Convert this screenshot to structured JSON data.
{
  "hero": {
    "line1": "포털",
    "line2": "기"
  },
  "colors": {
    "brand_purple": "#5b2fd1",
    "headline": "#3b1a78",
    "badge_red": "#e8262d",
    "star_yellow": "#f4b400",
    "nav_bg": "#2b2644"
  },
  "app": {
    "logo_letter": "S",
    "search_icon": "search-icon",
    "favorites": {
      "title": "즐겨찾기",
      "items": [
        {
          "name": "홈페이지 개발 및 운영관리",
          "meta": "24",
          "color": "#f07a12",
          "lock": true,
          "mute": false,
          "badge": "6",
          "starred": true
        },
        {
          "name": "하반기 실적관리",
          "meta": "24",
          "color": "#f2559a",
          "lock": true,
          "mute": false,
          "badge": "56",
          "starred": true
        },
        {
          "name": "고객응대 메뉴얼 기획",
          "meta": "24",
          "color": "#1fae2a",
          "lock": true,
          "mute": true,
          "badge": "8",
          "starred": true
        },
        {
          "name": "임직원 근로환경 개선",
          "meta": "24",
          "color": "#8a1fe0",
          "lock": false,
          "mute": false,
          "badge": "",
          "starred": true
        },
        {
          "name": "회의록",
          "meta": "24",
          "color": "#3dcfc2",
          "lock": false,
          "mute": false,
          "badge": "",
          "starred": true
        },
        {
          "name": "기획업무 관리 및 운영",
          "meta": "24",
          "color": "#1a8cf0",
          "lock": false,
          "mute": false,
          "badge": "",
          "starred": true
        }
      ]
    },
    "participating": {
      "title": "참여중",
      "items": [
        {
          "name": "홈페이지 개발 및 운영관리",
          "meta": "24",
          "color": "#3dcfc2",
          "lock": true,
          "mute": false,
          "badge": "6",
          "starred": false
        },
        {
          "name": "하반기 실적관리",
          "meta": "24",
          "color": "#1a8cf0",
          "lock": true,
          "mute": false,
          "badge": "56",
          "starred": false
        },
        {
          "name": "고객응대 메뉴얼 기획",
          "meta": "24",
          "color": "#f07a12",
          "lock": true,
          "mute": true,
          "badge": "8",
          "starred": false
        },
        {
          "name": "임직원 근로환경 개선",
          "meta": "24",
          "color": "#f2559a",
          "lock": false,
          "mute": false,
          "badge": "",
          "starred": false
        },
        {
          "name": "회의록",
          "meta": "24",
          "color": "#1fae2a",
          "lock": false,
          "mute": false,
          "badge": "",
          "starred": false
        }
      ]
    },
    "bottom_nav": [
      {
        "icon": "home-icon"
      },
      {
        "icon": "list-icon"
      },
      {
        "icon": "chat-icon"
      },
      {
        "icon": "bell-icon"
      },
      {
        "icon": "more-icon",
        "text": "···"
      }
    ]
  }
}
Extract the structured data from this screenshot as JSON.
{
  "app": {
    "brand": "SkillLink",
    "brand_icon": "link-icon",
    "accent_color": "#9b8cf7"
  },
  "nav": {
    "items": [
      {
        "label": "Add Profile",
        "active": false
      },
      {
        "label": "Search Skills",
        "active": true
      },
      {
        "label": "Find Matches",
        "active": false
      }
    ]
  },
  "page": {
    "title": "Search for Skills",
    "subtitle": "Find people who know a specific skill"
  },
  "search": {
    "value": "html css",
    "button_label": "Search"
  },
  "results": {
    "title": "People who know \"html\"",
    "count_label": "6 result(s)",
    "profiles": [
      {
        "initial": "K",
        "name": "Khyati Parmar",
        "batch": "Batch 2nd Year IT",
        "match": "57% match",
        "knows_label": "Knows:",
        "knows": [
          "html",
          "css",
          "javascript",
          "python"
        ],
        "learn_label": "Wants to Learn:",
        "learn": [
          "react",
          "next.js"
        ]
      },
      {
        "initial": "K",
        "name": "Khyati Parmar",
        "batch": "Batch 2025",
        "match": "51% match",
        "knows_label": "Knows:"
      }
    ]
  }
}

» TASK DESCRIPTION
From the entries above, return each line with the word "batch" in it.

» SOLUTION TO THIS EXERCISE
        "batch": "Batch 2nd Year IT",
        "batch": "Batch 2025",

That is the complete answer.